== Exercise description ==
Reproduce all entries word for word.

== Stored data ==
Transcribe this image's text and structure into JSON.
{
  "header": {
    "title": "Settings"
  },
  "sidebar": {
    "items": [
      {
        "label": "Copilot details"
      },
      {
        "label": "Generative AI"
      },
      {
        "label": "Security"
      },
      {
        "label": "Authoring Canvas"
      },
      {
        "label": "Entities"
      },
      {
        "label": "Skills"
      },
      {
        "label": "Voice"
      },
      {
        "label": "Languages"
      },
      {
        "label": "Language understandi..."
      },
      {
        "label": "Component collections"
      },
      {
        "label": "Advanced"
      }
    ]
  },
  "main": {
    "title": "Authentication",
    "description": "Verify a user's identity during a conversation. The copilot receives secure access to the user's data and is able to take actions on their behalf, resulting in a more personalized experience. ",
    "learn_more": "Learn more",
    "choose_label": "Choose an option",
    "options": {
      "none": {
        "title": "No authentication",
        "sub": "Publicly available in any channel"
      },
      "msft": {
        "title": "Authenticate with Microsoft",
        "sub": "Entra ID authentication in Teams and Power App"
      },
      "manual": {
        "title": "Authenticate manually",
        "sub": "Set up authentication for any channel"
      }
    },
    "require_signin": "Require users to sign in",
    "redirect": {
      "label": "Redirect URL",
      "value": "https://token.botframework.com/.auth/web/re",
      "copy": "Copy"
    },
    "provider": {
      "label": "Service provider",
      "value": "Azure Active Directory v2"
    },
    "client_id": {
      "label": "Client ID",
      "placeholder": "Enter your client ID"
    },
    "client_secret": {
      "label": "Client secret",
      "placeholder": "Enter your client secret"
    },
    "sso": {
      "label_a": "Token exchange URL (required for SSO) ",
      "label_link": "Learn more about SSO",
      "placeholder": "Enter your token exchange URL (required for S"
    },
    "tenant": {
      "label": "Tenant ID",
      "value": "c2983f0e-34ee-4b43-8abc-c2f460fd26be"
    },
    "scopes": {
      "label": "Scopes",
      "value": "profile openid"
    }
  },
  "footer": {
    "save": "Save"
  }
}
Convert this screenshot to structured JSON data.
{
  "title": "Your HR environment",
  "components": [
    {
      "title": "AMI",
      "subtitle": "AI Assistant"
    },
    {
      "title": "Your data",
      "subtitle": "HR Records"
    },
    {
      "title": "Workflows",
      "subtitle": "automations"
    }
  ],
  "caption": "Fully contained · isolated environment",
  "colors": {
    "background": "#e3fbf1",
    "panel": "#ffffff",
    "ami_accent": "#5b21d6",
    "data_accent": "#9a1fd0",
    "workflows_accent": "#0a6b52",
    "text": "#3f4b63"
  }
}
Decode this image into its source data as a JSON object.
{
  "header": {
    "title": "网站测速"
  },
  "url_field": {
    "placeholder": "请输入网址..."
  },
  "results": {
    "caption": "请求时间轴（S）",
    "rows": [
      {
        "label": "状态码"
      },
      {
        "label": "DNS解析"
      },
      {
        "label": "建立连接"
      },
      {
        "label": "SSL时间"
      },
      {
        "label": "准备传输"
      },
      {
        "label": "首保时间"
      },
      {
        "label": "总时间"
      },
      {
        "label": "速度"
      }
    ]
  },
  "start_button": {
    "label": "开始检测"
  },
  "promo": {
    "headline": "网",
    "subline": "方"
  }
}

== Solution to this task ==
Transcribe this image's text and structure into JSON.
{
  "header": {
    "title": "Settings"
  },
  "sidebar": {
    "items": [
      {
        "label": "Copilot details"
      },
      {
        "label": "Generative AI"
      },
      {
        "label": "Security"
      },
      {
        "label": "Authoring Canvas"
      },
      {
        "label": "Entities"
      },
      {
        "label": "Skills"
      },
      {
        "label": "Voice"
      },
      {
        "label": "Languages"
      },
      {
        "label": "Language understandi..."
      },
      {
        "label": "Component collections"
      },
      {
        "label": "Advanced"
      }
    ]
  },
  "main": {
    "title": "Authentication",
    "description": "Verify a user's identity during a conversation. The copilot receives secure access to the user's data and is able to take actions on their behalf, resulting in a more personalized experience. ",
    "learn_more": "Learn more",
    "choose_label": "Choose an option",
    "options": {
      "none": {
        "title": "No authentication",
        "sub": "Publicly available in any channel"
      },
      "msft": {
        "title": "Authenticate with Microsoft",
        "sub": "Entra ID authentication in Teams and Power App"
      },
      "manual": {
        "title": "Authenticate manually",
        "sub": "Set up authentication for any channel"
      }
    },
    "require_signin": "Require users to sign in",
    "redirect": {
      "label": "Redirect URL",
      "value": "https://token.botframework.com/.auth/web/re",
      "copy": "Copy"
    },
    "provider": {
      "label": "Service provider",
      "value": "Azure Active Directory v2"
    },
    "client_id": {
      "label": "Client ID",
      "placeholder": "Enter your client ID"
    },
    "client_secret": {
      "label": "Client secret",
      "placeholder": "Enter your client secret"
    },
    "sso": {
      "label_a": "Token exchange URL (required for SSO) ",
      "label_link": "Learn more about SSO",
      "placeholder": "Enter your token exchange URL (required for S"
    },
    "tenant": {
      "label": "Tenant ID",
      "value": "c2983f0e-34ee-4b43-8abc-c2f460fd26be"
    },
    "scopes": {
      "label": "Scopes",
      "value": "profile openid"
    }
  },
  "footer": {
    "save": "Save"
  }
}
Convert this screenshot to structured JSON data.
{
  "title": "Your HR environment",
  "components": [
    {
      "title": "AMI",
      "subtitle": "AI Assistant"
    },
    {
      "title": "Your data",
      "subtitle": "HR Records"
    },
    {
      "title": "Workflows",
      "subtitle": "automations"
    }
  ],
  "caption": "Fully contained · isolated environment",
  "colors": {
    "background": "#e3fbf1",
    "panel": "#ffffff",
    "ami_accent": "#5b21d6",
    "data_accent": "#9a1fd0",
    "workflows_accent": "#0a6b52",
    "text": "#3f4b63"
  }
}
Decode this image into its source data as a JSON object.
{
  "header": {
    "title": "网站测速"
  },
  "url_field": {
    "placeholder": "请输入网址..."
  },
  "results": {
    "caption": "请求时间轴（S）",
    "rows": [
      {
        "label": "状态码"
      },
      {
        "label": "DNS解析"
      },
      {
        "label": "建立连接"
      },
      {
        "label": "SSL时间"
      },
      {
        "label": "准备传输"
      },
      {
        "label": "首保时间"
      },
      {
        "label": "总时间"
      },
      {
        "label": "速度"
      }
    ]
  },
  "start_button": {
    "label": "开始检测"
  },
  "promo": {
    "headline": "网",
    "subline": "方"
  }
}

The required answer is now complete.